■ **WHAT TO WORK ON**
From the listing below, pull out the lines that hold "Invalid".

## BEGIN

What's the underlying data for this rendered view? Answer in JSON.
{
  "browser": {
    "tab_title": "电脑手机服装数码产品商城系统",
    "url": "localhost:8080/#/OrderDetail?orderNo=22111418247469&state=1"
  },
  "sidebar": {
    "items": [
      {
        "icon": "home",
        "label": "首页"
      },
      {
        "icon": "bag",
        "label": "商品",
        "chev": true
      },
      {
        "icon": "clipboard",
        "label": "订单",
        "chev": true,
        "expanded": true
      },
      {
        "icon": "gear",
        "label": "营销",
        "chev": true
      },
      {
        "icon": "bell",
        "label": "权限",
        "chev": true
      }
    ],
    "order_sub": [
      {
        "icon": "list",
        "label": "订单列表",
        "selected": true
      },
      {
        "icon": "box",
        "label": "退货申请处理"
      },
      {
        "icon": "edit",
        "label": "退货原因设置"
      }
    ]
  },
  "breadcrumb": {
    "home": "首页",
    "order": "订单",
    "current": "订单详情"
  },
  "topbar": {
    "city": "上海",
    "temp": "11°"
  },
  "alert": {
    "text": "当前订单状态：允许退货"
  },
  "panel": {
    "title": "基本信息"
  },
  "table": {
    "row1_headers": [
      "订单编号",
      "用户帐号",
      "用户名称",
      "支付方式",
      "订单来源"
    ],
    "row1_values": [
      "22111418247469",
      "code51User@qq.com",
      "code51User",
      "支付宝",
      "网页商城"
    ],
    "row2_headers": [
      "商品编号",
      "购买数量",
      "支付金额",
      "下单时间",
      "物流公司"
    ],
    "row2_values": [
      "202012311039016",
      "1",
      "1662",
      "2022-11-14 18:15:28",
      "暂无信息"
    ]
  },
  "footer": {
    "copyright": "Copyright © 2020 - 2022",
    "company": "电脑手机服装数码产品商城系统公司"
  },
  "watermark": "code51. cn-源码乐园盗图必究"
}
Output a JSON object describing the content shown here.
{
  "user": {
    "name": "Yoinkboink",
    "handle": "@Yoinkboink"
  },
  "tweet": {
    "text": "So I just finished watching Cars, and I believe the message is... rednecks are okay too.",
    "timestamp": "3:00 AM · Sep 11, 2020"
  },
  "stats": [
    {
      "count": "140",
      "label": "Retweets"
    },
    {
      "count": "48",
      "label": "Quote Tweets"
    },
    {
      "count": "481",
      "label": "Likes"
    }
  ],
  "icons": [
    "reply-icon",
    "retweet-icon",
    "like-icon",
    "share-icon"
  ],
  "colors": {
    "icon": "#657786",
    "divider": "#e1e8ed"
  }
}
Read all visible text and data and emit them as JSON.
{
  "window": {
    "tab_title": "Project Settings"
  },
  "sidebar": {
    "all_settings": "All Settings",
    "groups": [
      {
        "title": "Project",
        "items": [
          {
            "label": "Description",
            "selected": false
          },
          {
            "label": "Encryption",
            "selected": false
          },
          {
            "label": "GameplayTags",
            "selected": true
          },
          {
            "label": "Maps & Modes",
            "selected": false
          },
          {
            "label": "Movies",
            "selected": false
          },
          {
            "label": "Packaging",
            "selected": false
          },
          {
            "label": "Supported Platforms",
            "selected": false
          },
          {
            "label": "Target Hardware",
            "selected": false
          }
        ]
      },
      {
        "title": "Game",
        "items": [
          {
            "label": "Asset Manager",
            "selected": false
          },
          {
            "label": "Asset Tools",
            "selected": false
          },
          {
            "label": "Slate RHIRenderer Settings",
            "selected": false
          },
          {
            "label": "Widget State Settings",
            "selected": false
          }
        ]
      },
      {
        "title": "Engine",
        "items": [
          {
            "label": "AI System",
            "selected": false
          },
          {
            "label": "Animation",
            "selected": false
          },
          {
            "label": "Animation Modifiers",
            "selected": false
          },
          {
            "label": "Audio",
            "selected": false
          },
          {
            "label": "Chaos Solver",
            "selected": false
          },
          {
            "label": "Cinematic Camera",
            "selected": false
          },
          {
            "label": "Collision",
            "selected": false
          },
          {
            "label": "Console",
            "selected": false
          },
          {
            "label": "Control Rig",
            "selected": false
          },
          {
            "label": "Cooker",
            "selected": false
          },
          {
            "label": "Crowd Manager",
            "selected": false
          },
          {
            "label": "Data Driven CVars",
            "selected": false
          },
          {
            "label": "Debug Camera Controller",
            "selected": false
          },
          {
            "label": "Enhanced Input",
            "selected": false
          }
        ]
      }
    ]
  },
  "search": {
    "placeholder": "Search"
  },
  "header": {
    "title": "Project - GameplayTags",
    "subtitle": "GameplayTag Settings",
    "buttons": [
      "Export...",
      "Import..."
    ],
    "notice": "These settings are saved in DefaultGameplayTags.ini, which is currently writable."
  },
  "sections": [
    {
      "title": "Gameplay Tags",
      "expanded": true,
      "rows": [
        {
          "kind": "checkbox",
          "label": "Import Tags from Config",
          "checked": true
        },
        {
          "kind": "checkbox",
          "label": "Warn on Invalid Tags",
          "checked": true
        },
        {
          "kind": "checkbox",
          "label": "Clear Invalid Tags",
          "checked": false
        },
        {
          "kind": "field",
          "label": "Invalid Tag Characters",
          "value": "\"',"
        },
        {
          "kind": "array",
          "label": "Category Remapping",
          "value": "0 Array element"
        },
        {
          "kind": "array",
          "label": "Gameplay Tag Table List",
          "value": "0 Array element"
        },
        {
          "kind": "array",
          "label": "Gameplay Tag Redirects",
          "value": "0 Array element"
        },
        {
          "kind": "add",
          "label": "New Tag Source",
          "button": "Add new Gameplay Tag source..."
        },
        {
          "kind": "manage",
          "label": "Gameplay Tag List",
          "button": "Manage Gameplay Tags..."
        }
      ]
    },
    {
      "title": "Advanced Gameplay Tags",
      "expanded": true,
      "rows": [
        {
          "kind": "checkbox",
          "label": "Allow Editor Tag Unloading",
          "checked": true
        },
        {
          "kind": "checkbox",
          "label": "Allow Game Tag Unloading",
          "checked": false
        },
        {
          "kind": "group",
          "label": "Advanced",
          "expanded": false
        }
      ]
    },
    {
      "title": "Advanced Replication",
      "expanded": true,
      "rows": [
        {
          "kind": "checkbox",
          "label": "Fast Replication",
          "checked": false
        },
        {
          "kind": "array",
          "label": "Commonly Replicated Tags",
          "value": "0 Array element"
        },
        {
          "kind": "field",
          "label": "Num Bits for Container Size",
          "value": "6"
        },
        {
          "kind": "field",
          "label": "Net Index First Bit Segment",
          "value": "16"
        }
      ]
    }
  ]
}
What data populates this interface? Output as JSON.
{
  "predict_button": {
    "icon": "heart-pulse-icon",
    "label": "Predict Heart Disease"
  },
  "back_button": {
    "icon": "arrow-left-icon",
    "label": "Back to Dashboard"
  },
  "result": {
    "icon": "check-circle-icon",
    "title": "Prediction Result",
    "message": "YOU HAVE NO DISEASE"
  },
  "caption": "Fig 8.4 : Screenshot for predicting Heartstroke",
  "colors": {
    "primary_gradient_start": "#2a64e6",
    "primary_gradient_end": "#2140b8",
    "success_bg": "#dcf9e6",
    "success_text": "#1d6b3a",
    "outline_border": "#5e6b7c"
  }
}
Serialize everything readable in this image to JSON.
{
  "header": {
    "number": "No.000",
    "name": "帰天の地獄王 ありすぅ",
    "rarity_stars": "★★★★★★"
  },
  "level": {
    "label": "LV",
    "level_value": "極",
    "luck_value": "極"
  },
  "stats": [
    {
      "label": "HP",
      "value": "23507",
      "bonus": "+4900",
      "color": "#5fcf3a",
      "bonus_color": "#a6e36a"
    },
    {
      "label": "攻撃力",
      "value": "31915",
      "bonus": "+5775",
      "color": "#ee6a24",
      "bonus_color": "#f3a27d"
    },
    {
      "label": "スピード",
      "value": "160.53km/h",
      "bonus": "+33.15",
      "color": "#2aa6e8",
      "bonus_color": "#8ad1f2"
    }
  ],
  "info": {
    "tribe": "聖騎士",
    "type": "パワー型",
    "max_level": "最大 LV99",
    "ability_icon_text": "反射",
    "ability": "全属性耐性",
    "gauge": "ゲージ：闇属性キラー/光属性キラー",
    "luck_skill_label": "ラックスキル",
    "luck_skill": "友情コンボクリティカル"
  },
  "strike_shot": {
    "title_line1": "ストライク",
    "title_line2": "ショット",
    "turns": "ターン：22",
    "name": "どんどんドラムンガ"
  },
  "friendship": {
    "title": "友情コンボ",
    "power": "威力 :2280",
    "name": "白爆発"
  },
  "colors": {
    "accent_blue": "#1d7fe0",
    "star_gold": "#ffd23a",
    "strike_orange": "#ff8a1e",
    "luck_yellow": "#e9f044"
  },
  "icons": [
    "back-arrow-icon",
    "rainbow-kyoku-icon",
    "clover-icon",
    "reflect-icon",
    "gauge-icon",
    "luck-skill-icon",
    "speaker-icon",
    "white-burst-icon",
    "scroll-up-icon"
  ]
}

## END

■ **ANSWER BELOW**
          "label": "Warn on Invalid Tags",
          "label": "Clear Invalid Tags",
          "label": "Invalid Tag Characters",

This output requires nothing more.